Temperatura -  *12.4ºC*
Humidade Relativa - *****
Pressão Atmosférica -  *1000hpa*
Vento -  *moderado a forte N/NE*
Precipitação -  *101.5 mm  *(desde as 09h)


----------



## Knyght (25 Jan 2011 às 22:53)

Precipitação deverá continuar moderada durante a noite... Principalmente nas zonas altas...




Areeiro...


----------



## Gerofil (25 Jan 2011 às 23:39)

Bruno Pereira, vice-presidente da Câmara Municipal do Funchal, adiantou que *entre as 6 e as 18 horas o Observatório do Pico do Arieiro registou 236 litros de precipitação*, valores que sublinha o autarca são superiores aos que ocorreram a 20 de Outubro, 25 de Novembro  e 21 de Dezembro, sendo apenas ultrapassados pelos valores registados a 20 de Fevereiro.

**Registos fornecidos**
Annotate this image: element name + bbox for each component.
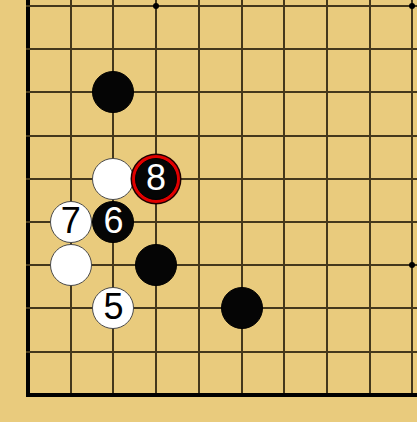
white-stone[interactable] — [50, 244, 92, 286]
board-edge-left — [26, 0, 30, 397]
move-number: 5 — [103, 289, 123, 327]
grid-line-vertical — [198, 0, 200, 396]
black-stone-move-8-marked[interactable]: 8 — [135, 158, 177, 200]
white-stone-move-7[interactable]: 7 — [50, 201, 92, 243]
star-point — [153, 3, 159, 9]
white-stone[interactable] — [92, 158, 134, 200]
star-point — [409, 262, 415, 268]
go-board-diagram[interactable]: 8765 — [0, 0, 417, 422]
board-edge-bottom — [26, 393, 417, 397]
grid-line-horizontal — [26, 135, 417, 137]
grid-line-vertical — [369, 0, 371, 396]
move-number: 7 — [61, 203, 81, 241]
grid-line-vertical — [326, 0, 328, 396]
grid-line-horizontal — [26, 351, 417, 353]
grid-line-horizontal — [26, 178, 417, 180]
black-stone-move-6[interactable]: 6 — [92, 201, 134, 243]
black-stone[interactable] — [221, 287, 263, 329]
grid-line-horizontal — [26, 48, 417, 50]
black-stone[interactable] — [92, 71, 134, 113]
black-stone[interactable] — [135, 244, 177, 286]
move-number: 6 — [103, 203, 123, 241]
grid-line-horizontal — [26, 91, 417, 93]
move-number: 8 — [146, 160, 166, 198]
grid-line-vertical — [70, 0, 72, 396]
grid-line-vertical — [411, 0, 413, 396]
grid-line-vertical — [283, 0, 285, 396]
star-point — [409, 3, 415, 9]
grid-line-vertical — [241, 0, 243, 396]
white-stone-move-5[interactable]: 5 — [92, 287, 134, 329]
grid-line-horizontal — [26, 5, 417, 7]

**O que fazer**
[A] Indique se cada afirmação concorda com o texto sobre a precipitação, respondendo sim ou não e citando as palavras decisivas: (i) a pressão atmosférica indicada era de 1000 hpa; (ii) o vento era fraco; (iii) os 236 litros registados superaram os valores de todas as outras datas referidas.
[B] Traduza para inglês, por favor, esta frase do texto sobre a precipitação: "Precipitação deverá continuar moderada durante a noite..."
[C] Prossiga o texto sobre a precipitação a partir da última frase apresentada.
Os registos provêm de uma fonte diferente da do texto.

**Resultados por tarefa**
[A]
(i) Sim: "1000hpa".
(ii) Não: "moderado a forte N/NE".
(iii) Não: "sendo apenas ultrapassados pelos valores registados a 20 de Fevereiro".

[B] Precipitation should remain moderate during the night...

[C]
dnoticias.pt

*Pico do Areeiro: 236 mm de precipitação entre as 06h00 e as 18h00*


----------



## AnDré (25 Jan 2011 às 23:46)

Gerofil disse:


> *Pico do Arieiro: 236 mm de precipitação entre as 06h00 e as 18h00*



Entre as 18h00 e as 21h00 foram: 56,4mm, o que dá *292,4mm*** entre as 6h e as 21h.

Na actualização das 22h a EMA do Areeiro não emitiu dados.


** Corresponde a ~67% do total de precipitação para o mês de Janeiro (período 71-00).


----------



## Sunderlandz (25 Jan 2011 às 23:48)

Sigo com chuva fraca.

Condições Actuais :

Temperatura -  *12ºC*
Humidade Relativa - *****
Pressão Atmosférica -  *1000hpa*
Vento -  *moderado N/NE*
Precipitação -  *104.5 mm * (desde as 09h)


----------



## Camacheiro (25 Jan 2011 às 23:49)

Na Camacha a noite prossegue ventosa e com chuva intensa. A temperatura é de 7,7ºC e precipitação acumulada 24h vai nos 105.9mm.


----------



## alex vieria (26 Jan 2011 às 00:12)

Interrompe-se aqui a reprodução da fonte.